- **WORK INSTRUCTIONS**: Count lines holding the string "disjoint" in the data that follows. Reply with one number only.

BEGIN SUPPLIED DATA

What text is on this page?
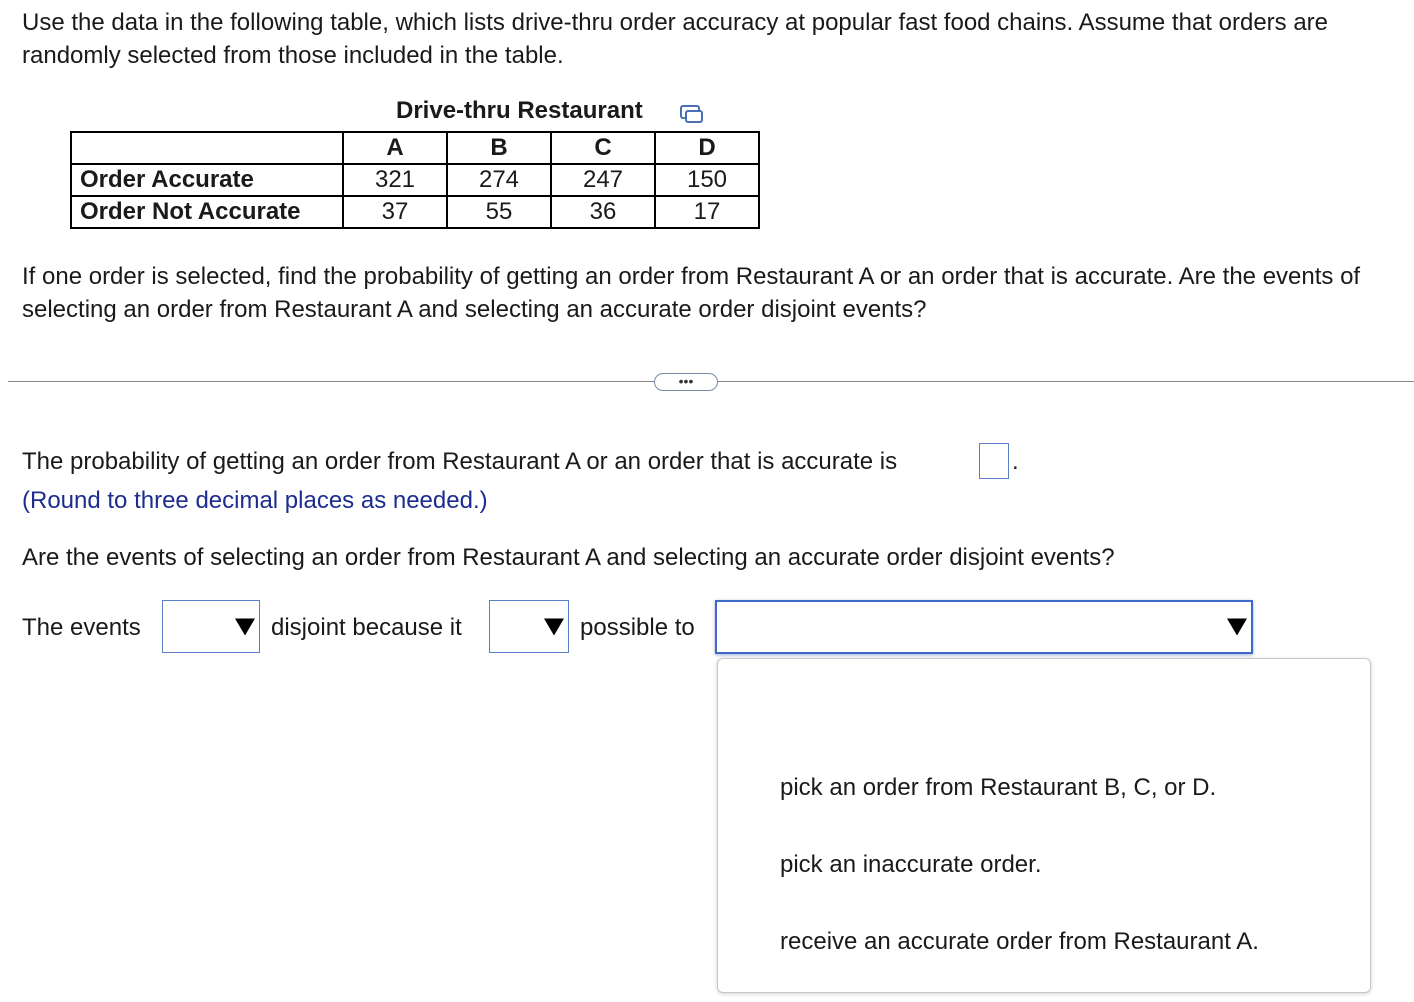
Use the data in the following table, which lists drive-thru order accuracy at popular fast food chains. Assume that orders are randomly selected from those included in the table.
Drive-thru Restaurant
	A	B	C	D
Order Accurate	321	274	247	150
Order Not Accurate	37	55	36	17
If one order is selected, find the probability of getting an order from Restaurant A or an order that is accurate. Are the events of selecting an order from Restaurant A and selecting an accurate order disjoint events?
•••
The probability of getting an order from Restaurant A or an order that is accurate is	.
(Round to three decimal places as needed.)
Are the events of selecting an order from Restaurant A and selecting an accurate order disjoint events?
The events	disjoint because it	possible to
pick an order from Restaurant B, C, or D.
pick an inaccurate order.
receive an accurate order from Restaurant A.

END SUPPLIED DATA
BEGIN SUPPLIED DATA

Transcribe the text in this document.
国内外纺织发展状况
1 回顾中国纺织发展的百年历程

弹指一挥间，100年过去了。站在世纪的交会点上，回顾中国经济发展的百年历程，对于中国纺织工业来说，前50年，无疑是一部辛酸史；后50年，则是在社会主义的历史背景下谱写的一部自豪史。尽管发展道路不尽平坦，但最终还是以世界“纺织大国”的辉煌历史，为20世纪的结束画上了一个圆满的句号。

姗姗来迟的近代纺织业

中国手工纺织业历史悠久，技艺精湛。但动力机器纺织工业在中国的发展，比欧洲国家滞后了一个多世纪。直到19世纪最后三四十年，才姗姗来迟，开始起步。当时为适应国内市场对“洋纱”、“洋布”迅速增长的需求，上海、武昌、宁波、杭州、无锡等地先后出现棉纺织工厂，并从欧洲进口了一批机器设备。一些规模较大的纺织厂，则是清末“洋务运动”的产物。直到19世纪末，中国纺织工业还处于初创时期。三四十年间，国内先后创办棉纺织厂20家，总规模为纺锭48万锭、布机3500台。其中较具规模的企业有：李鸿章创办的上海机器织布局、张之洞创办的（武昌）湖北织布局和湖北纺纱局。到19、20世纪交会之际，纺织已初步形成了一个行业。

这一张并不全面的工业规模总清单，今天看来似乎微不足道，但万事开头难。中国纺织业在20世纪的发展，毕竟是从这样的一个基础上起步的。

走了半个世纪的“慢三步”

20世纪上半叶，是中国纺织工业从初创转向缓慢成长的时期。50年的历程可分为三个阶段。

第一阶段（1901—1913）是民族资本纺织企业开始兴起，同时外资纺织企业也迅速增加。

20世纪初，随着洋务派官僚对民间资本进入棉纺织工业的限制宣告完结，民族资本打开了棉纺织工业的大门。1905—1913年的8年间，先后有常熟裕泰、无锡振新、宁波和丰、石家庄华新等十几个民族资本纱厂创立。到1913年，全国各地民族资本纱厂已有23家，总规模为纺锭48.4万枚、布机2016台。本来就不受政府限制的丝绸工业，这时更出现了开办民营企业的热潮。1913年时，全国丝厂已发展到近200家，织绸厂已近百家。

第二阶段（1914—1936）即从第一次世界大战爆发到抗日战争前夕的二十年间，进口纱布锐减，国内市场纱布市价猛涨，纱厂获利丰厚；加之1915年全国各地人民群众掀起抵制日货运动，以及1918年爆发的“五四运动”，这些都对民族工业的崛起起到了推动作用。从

END SUPPLIED DATA

- **ANSWER FOR THE TASK**: 3